# [Exercise]
Copy every line of the records below word for word, leaving nothing out and changing nothing.
——
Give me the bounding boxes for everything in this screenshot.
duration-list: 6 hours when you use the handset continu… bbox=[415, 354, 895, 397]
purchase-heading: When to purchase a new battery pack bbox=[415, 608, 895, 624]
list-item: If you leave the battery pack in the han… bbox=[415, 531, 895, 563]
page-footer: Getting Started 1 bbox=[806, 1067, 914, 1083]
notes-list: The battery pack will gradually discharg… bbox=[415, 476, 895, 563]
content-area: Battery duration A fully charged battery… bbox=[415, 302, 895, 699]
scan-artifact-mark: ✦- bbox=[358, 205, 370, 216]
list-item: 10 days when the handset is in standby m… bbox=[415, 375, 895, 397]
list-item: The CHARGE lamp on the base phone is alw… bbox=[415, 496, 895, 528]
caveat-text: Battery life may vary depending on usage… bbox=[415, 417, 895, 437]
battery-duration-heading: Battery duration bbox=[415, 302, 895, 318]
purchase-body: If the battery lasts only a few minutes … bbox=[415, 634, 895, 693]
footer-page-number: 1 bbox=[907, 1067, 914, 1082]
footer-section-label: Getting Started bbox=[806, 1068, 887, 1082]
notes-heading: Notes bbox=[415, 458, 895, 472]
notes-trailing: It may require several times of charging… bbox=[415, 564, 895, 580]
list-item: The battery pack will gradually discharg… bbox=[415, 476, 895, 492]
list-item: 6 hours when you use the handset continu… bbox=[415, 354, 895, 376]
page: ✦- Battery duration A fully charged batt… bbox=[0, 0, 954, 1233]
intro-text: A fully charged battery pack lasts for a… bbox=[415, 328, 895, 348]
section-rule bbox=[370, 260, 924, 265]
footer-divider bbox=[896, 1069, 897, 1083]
——
# [Reply]
Give me the bounding boxes for everything in this screenshot.
duration-list: 6 hours when you use the handset continu… bbox=[415, 354, 895, 397]
purchase-heading: When to purchase a new battery pack bbox=[415, 608, 895, 624]
list-item: If you leave the battery pack in the han… bbox=[415, 531, 895, 563]
page-footer: Getting Started 1 bbox=[806, 1067, 914, 1083]
notes-list: The battery pack will gradually discharg… bbox=[415, 476, 895, 563]
content-area: Battery duration A fully charged battery… bbox=[415, 302, 895, 699]
scan-artifact-mark: ✦- bbox=[358, 205, 370, 216]
list-item: 10 days when the handset is in standby m… bbox=[415, 375, 895, 397]
list-item: The CHARGE lamp on the base phone is alw… bbox=[415, 496, 895, 528]
caveat-text: Battery life may vary depending on usage… bbox=[415, 417, 895, 437]
battery-duration-heading: Battery duration bbox=[415, 302, 895, 318]
purchase-body: If the battery lasts only a few minutes … bbox=[415, 634, 895, 693]
footer-page-number: 1 bbox=[907, 1067, 914, 1082]
footer-section-label: Getting Started bbox=[806, 1068, 887, 1082]
notes-heading: Notes bbox=[415, 458, 895, 472]
notes-trailing: It may require several times of charging… bbox=[415, 564, 895, 580]
list-item: The battery pack will gradually discharg… bbox=[415, 476, 895, 492]
list-item: 6 hours when you use the handset continu… bbox=[415, 354, 895, 376]
page: ✦- Battery duration A fully charged batt… bbox=[0, 0, 954, 1233]
intro-text: A fully charged battery pack lasts for a… bbox=[415, 328, 895, 348]
section-rule bbox=[370, 260, 924, 265]
footer-divider bbox=[896, 1069, 897, 1083]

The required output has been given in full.